* [What to do]: Will you print the material below without altering a single character?

* [Supplied records]:
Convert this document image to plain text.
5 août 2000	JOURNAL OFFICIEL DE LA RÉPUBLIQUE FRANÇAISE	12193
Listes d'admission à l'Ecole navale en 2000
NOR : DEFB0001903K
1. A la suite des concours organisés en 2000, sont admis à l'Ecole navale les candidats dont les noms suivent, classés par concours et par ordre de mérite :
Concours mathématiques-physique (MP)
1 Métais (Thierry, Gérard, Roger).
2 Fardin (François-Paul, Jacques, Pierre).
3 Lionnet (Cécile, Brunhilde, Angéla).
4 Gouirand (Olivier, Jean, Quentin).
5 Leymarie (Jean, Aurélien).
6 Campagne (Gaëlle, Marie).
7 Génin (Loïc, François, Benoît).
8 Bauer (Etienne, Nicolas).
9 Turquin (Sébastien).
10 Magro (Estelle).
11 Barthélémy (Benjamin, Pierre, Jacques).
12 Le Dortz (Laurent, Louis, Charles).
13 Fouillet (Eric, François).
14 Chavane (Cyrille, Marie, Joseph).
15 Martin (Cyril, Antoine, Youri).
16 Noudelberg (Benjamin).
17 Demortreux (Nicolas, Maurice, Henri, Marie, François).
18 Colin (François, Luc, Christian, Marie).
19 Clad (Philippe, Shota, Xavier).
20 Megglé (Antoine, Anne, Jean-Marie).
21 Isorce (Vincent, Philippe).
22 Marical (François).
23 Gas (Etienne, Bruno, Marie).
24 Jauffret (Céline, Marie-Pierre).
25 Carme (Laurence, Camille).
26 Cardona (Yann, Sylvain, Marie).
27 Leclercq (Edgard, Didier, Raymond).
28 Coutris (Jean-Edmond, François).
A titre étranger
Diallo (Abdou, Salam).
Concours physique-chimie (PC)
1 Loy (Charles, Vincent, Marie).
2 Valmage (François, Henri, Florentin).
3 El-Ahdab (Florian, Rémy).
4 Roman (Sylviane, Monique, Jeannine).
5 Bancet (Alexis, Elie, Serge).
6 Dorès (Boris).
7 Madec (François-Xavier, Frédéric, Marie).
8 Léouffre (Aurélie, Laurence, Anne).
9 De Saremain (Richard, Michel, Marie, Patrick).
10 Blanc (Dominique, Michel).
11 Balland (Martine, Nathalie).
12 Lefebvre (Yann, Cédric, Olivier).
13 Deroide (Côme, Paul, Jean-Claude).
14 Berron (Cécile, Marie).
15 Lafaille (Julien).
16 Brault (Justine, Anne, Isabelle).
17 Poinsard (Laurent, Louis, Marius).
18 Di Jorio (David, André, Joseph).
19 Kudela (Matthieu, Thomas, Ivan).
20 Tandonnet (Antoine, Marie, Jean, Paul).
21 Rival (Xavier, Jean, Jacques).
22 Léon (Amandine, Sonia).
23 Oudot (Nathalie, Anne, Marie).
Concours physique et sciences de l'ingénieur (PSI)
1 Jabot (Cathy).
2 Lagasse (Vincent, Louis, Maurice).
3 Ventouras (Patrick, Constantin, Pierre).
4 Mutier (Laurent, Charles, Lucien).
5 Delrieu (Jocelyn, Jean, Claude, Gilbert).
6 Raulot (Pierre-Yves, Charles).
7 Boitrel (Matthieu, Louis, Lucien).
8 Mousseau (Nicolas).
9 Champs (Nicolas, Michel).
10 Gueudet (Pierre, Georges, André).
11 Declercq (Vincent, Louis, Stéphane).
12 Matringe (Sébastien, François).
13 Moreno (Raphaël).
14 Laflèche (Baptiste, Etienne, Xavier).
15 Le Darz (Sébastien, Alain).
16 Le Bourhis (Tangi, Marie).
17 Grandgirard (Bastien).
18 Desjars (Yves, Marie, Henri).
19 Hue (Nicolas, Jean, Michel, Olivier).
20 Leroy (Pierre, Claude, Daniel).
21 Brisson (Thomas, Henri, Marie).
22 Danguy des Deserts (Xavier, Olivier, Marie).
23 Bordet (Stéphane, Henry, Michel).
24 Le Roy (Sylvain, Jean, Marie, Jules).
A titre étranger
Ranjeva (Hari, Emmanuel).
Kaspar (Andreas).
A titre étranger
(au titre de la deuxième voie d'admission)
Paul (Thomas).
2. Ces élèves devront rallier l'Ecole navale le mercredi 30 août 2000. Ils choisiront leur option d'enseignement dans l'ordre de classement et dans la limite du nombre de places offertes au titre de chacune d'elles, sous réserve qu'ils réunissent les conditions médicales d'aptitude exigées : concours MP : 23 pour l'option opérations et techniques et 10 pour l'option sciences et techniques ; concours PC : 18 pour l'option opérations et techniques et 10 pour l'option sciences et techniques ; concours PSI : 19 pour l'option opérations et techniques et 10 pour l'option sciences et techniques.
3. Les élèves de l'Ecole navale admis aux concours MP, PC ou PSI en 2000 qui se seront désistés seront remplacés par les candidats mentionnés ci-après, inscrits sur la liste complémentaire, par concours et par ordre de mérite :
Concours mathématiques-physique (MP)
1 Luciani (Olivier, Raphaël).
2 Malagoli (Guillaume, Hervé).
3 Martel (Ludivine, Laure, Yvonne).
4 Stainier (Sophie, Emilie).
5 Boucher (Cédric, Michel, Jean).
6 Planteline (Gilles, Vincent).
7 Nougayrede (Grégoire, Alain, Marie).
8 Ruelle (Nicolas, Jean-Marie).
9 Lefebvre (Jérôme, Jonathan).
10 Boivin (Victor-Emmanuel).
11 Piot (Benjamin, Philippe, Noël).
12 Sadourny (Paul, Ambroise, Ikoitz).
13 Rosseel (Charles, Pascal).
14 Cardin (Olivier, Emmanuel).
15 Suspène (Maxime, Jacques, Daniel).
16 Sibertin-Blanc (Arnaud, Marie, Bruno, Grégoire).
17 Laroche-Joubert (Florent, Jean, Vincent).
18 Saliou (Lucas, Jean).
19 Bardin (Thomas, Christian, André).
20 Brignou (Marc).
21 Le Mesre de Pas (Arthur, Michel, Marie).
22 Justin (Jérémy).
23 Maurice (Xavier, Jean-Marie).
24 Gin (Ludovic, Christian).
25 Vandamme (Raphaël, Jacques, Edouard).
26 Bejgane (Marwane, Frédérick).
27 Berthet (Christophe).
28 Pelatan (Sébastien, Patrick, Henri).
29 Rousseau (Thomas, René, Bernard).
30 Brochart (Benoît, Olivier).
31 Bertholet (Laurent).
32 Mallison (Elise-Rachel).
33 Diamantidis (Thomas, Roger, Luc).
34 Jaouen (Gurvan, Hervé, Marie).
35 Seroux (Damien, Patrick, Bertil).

* [Answer for this exercise]:
Convert this document image to plain text.
5 août 2000	JOURNAL OFFICIEL DE LA RÉPUBLIQUE FRANÇAISE	12193
Listes d'admission à l'Ecole navale en 2000
NOR : DEFB0001903K
1. A la suite des concours organisés en 2000, sont admis à l'Ecole navale les candidats dont les noms suivent, classés par concours et par ordre de mérite :
Concours mathématiques-physique (MP)
1 Métais (Thierry, Gérard, Roger).
2 Fardin (François-Paul, Jacques, Pierre).
3 Lionnet (Cécile, Brunhilde, Angéla).
4 Gouirand (Olivier, Jean, Quentin).
5 Leymarie (Jean, Aurélien).
6 Campagne (Gaëlle, Marie).
7 Génin (Loïc, François, Benoît).
8 Bauer (Etienne, Nicolas).
9 Turquin (Sébastien).
10 Magro (Estelle).
11 Barthélémy (Benjamin, Pierre, Jacques).
12 Le Dortz (Laurent, Louis, Charles).
13 Fouillet (Eric, François).
14 Chavane (Cyrille, Marie, Joseph).
15 Martin (Cyril, Antoine, Youri).
16 Noudelberg (Benjamin).
17 Demortreux (Nicolas, Maurice, Henri, Marie, François).
18 Colin (François, Luc, Christian, Marie).
19 Clad (Philippe, Shota, Xavier).
20 Megglé (Antoine, Anne, Jean-Marie).
21 Isorce (Vincent, Philippe).
22 Marical (François).
23 Gas (Etienne, Bruno, Marie).
24 Jauffret (Céline, Marie-Pierre).
25 Carme (Laurence, Camille).
26 Cardona (Yann, Sylvain, Marie).
27 Leclercq (Edgard, Didier, Raymond).
28 Coutris (Jean-Edmond, François).
A titre étranger
Diallo (Abdou, Salam).
Concours physique-chimie (PC)
1 Loy (Charles, Vincent, Marie).
2 Valmage (François, Henri, Florentin).
3 El-Ahdab (Florian, Rémy).
4 Roman (Sylviane, Monique, Jeannine).
5 Bancet (Alexis, Elie, Serge).
6 Dorès (Boris).
7 Madec (François-Xavier, Frédéric, Marie).
8 Léouffre (Aurélie, Laurence, Anne).
9 De Saremain (Richard, Michel, Marie, Patrick).
10 Blanc (Dominique, Michel).
11 Balland (Martine, Nathalie).
12 Lefebvre (Yann, Cédric, Olivier).
13 Deroide (Côme, Paul, Jean-Claude).
14 Berron (Cécile, Marie).
15 Lafaille (Julien).
16 Brault (Justine, Anne, Isabelle).
17 Poinsard (Laurent, Louis, Marius).
18 Di Jorio (David, André, Joseph).
19 Kudela (Matthieu, Thomas, Ivan).
20 Tandonnet (Antoine, Marie, Jean, Paul).
21 Rival (Xavier, Jean, Jacques).
22 Léon (Amandine, Sonia).
23 Oudot (Nathalie, Anne, Marie).
Concours physique et sciences de l'ingénieur (PSI)
1 Jabot (Cathy).
2 Lagasse (Vincent, Louis, Maurice).
3 Ventouras (Patrick, Constantin, Pierre).
4 Mutier (Laurent, Charles, Lucien).
5 Delrieu (Jocelyn, Jean, Claude, Gilbert).
6 Raulot (Pierre-Yves, Charles).
7 Boitrel (Matthieu, Louis, Lucien).
8 Mousseau (Nicolas).
9 Champs (Nicolas, Michel).
10 Gueudet (Pierre, Georges, André).
11 Declercq (Vincent, Louis, Stéphane).
12 Matringe (Sébastien, François).
13 Moreno (Raphaël).
14 Laflèche (Baptiste, Etienne, Xavier).
15 Le Darz (Sébastien, Alain).
16 Le Bourhis (Tangi, Marie).
17 Grandgirard (Bastien).
18 Desjars (Yves, Marie, Henri).
19 Hue (Nicolas, Jean, Michel, Olivier).
20 Leroy (Pierre, Claude, Daniel).
21 Brisson (Thomas, Henri, Marie).
22 Danguy des Deserts (Xavier, Olivier, Marie).
23 Bordet (Stéphane, Henry, Michel).
24 Le Roy (Sylvain, Jean, Marie, Jules).
A titre étranger
Ranjeva (Hari, Emmanuel).
Kaspar (Andreas).
A titre étranger
(au titre de la deuxième voie d'admission)
Paul (Thomas).
2. Ces élèves devront rallier l'Ecole navale le mercredi 30 août 2000. Ils choisiront leur option d'enseignement dans l'ordre de classement et dans la limite du nombre de places offertes au titre de chacune d'elles, sous réserve qu'ils réunissent les conditions médicales d'aptitude exigées : concours MP : 23 pour l'option opérations et techniques et 10 pour l'option sciences et techniques ; concours PC : 18 pour l'option opérations et techniques et 10 pour l'option sciences et techniques ; concours PSI : 19 pour l'option opérations et techniques et 10 pour l'option sciences et techniques.
3. Les élèves de l'Ecole navale admis aux concours MP, PC ou PSI en 2000 qui se seront désistés seront remplacés par les candidats mentionnés ci-après, inscrits sur la liste complémentaire, par concours et par ordre de mérite :
Concours mathématiques-physique (MP)
1 Luciani (Olivier, Raphaël).
2 Malagoli (Guillaume, Hervé).
3 Martel (Ludivine, Laure, Yvonne).
4 Stainier (Sophie, Emilie).
5 Boucher (Cédric, Michel, Jean).
6 Planteline (Gilles, Vincent).
7 Nougayrede (Grégoire, Alain, Marie).
8 Ruelle (Nicolas, Jean-Marie).
9 Lefebvre (Jérôme, Jonathan).
10 Boivin (Victor-Emmanuel).
11 Piot (Benjamin, Philippe, Noël).
12 Sadourny (Paul, Ambroise, Ikoitz).
13 Rosseel (Charles, Pascal).
14 Cardin (Olivier, Emmanuel).
15 Suspène (Maxime, Jacques, Daniel).
16 Sibertin-Blanc (Arnaud, Marie, Bruno, Grégoire).
17 Laroche-Joubert (Florent, Jean, Vincent).
18 Saliou (Lucas, Jean).
19 Bardin (Thomas, Christian, André).
20 Brignou (Marc).
21 Le Mesre de Pas (Arthur, Michel, Marie).
22 Justin (Jérémy).
23 Maurice (Xavier, Jean-Marie).
24 Gin (Ludovic, Christian).
25 Vandamme (Raphaël, Jacques, Edouard).
26 Bejgane (Marwane, Frédérick).
27 Berthet (Christophe).
28 Pelatan (Sébastien, Patrick, Henri).
29 Rousseau (Thomas, René, Bernard).
30 Brochart (Benoît, Olivier).
31 Bertholet (Laurent).
32 Mallison (Elise-Rachel).
33 Diamantidis (Thomas, Roger, Luc).
34 Jaouen (Gurvan, Hervé, Marie).
35 Seroux (Damien, Patrick, Bertil).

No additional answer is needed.